━━ The input ━━

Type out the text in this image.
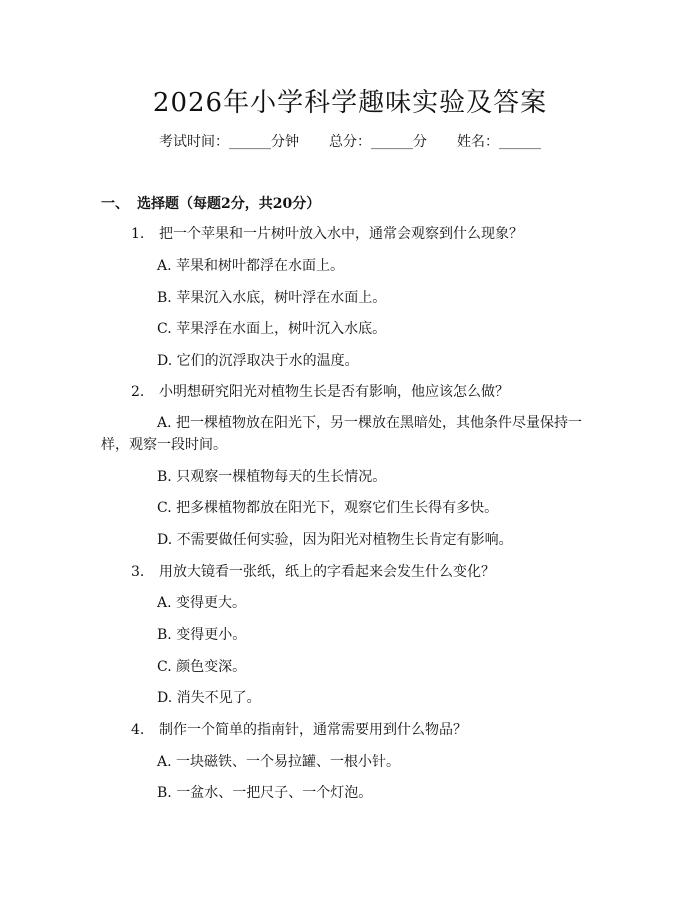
2026年小学科学趣味实验及答案
考试时间：______分钟 总分：______分 姓名：______
一、 选择题（每题2分，共20分）
1. 把一个苹果和一片树叶放入水中，通常会观察到什么现象？
A. 苹果和树叶都浮在水面上。
B. 苹果沉入水底，树叶浮在水面上。
C. 苹果浮在水面上，树叶沉入水底。
D. 它们的沉浮取决于水的温度。
2. 小明想研究阳光对植物生长是否有影响，他应该怎么做？
A. 把一棵植物放在阳光下，另一棵放在黑暗处，其他条件尽量保持一样，观察一段时间。
B. 只观察一棵植物每天的生长情况。
C. 把多棵植物都放在阳光下，观察它们生长得有多快。
D. 不需要做任何实验，因为阳光对植物生长肯定有影响。
3. 用放大镜看一张纸，纸上的字看起来会发生什么变化？
A. 变得更大。
B. 变得更小。
C. 颜色变深。
D. 消失不见了。
4. 制作一个简单的指南针，通常需要用到什么物品？
A. 一块磁铁、一个易拉罐、一根小针。
B. 一盆水、一把尺子、一个灯泡。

━━━

Make an exact copy of the data, leaving its pictures out.

Type out the text in this image.
2026年小学科学趣味实验及答案
考试时间：______分钟 总分：______分 姓名：______
一、 选择题（每题2分，共20分）
1. 把一个苹果和一片树叶放入水中，通常会观察到什么现象？
A. 苹果和树叶都浮在水面上。
B. 苹果沉入水底，树叶浮在水面上。
C. 苹果浮在水面上，树叶沉入水底。
D. 它们的沉浮取决于水的温度。
2. 小明想研究阳光对植物生长是否有影响，他应该怎么做？
A. 把一棵植物放在阳光下，另一棵放在黑暗处，其他条件尽量保持一样，观察一段时间。
B. 只观察一棵植物每天的生长情况。
C. 把多棵植物都放在阳光下，观察它们生长得有多快。
D. 不需要做任何实验，因为阳光对植物生长肯定有影响。
3. 用放大镜看一张纸，纸上的字看起来会发生什么变化？
A. 变得更大。
B. 变得更小。
C. 颜色变深。
D. 消失不见了。
4. 制作一个简单的指南针，通常需要用到什么物品？
A. 一块磁铁、一个易拉罐、一根小针。
B. 一盆水、一把尺子、一个灯泡。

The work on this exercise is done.